Record extracts
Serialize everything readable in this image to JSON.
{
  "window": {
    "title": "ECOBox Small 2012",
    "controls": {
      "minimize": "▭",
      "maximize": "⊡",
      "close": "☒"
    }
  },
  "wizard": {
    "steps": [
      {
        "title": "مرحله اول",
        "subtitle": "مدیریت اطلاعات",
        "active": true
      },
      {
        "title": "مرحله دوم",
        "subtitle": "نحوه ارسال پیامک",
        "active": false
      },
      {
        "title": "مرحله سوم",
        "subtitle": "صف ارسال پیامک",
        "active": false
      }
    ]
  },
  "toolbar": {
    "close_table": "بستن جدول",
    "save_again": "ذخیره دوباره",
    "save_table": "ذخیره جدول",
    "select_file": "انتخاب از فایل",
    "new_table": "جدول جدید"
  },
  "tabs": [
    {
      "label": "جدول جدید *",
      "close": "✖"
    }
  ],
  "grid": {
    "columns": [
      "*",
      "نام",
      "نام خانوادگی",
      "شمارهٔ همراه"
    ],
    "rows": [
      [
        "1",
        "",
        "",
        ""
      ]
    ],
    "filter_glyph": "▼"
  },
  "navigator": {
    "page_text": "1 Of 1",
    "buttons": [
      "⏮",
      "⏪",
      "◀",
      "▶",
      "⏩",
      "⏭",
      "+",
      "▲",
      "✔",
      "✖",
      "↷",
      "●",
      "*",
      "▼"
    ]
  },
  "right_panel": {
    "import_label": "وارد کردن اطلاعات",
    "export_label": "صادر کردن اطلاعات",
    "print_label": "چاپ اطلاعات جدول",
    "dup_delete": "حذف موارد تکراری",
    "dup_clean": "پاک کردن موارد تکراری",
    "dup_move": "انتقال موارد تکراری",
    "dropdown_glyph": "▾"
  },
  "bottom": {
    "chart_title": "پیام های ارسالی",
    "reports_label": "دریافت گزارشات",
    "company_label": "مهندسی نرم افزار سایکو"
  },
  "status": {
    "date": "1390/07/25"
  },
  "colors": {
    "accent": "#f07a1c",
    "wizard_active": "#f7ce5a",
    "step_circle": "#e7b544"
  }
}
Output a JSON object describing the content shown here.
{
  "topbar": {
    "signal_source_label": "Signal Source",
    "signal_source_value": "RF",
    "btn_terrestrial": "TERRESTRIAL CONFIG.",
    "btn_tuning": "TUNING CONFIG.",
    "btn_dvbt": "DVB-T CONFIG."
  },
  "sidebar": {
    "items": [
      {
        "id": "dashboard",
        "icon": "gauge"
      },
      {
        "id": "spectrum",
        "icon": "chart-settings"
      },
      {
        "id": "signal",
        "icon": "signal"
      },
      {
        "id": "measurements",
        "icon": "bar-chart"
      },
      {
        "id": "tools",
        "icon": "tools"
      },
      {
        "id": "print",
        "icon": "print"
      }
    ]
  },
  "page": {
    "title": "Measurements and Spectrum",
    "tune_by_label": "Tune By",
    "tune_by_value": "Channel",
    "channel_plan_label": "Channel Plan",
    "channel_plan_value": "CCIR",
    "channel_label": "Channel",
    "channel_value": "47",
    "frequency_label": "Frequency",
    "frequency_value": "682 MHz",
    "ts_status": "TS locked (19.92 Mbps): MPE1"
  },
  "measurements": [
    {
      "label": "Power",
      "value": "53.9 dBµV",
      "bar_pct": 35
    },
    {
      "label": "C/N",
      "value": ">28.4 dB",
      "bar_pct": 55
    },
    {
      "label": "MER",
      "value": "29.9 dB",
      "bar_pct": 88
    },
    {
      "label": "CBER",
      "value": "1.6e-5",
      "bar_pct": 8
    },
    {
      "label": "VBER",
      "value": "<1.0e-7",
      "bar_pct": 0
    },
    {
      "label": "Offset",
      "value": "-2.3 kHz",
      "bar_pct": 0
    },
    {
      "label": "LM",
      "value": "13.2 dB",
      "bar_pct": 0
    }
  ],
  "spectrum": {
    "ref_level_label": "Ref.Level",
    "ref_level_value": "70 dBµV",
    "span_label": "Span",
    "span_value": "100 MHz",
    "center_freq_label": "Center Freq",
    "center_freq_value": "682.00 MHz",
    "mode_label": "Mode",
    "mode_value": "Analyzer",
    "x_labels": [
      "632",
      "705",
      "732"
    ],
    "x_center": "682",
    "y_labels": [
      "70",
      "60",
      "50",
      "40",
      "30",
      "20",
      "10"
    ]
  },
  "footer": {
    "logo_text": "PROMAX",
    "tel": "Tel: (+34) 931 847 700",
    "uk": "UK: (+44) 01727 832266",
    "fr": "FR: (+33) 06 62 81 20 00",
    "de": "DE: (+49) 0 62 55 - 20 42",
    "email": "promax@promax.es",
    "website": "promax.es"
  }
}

--

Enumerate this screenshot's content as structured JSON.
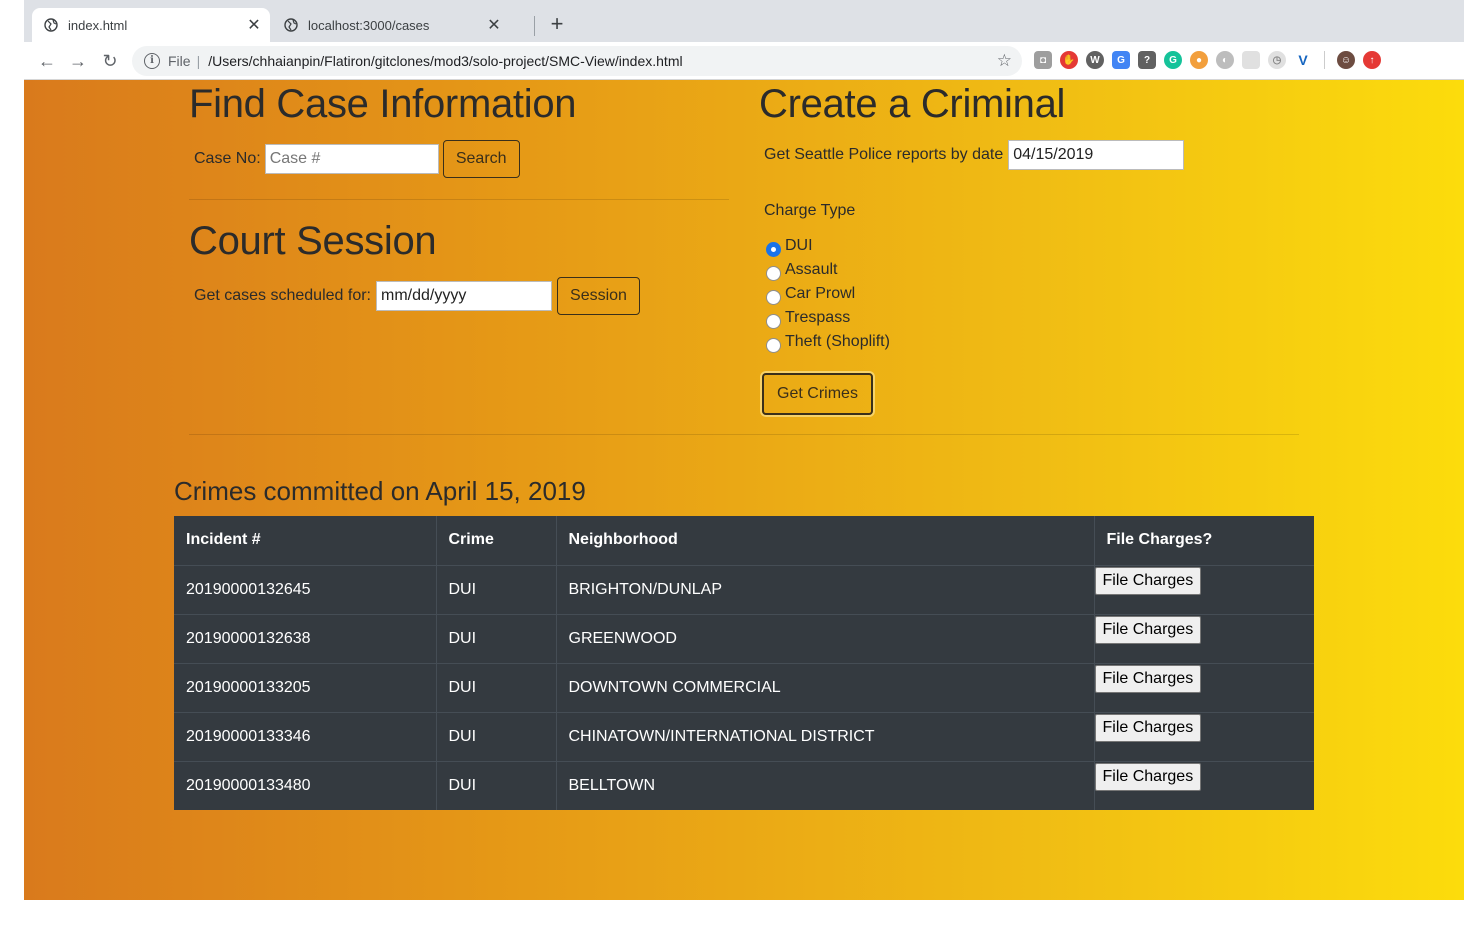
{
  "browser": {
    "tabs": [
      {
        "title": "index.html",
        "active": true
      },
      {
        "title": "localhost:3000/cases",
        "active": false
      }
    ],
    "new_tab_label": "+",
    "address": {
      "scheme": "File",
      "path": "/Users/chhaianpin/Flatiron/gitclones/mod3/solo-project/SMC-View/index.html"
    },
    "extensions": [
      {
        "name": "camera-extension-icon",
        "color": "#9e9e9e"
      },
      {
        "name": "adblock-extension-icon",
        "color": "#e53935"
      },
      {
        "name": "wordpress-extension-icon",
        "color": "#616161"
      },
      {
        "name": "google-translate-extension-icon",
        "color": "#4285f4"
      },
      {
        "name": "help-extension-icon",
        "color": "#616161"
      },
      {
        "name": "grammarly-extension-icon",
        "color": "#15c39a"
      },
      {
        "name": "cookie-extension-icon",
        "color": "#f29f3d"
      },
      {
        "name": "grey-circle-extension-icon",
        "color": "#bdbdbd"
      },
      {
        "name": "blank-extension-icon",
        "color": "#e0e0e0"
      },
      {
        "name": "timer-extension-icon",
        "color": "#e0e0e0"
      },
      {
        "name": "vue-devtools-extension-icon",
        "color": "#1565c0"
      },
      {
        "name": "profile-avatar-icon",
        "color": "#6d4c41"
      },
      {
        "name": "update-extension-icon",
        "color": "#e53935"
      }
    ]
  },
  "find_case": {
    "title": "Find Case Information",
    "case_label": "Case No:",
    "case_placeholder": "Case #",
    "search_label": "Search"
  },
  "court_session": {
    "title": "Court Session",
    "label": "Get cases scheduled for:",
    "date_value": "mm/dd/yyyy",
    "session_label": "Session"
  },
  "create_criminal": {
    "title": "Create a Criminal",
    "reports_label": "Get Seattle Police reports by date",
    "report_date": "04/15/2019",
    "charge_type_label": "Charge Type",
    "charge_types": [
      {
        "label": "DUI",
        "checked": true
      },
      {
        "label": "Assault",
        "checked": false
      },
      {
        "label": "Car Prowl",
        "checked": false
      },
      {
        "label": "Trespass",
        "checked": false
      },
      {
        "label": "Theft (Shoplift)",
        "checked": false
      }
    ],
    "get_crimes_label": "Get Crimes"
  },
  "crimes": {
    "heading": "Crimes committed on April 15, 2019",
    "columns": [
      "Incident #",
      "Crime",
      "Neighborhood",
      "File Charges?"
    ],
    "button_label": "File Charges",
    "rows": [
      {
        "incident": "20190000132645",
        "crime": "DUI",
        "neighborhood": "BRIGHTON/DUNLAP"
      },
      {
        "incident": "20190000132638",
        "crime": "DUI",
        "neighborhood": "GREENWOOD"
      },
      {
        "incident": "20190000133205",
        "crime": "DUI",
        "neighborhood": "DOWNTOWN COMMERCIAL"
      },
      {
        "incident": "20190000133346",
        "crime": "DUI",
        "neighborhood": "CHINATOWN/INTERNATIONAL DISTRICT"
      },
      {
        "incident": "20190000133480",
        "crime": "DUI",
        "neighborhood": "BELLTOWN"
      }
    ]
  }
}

Goal
Check each line of the entries above, and show every one holding the word "CONFIG".

The output
    "btn_terrestrial": "TERRESTRIAL CONFIG.",
    "btn_tuning": "TUNING CONFIG.",
    "btn_dvbt": "DVB-T CONFIG."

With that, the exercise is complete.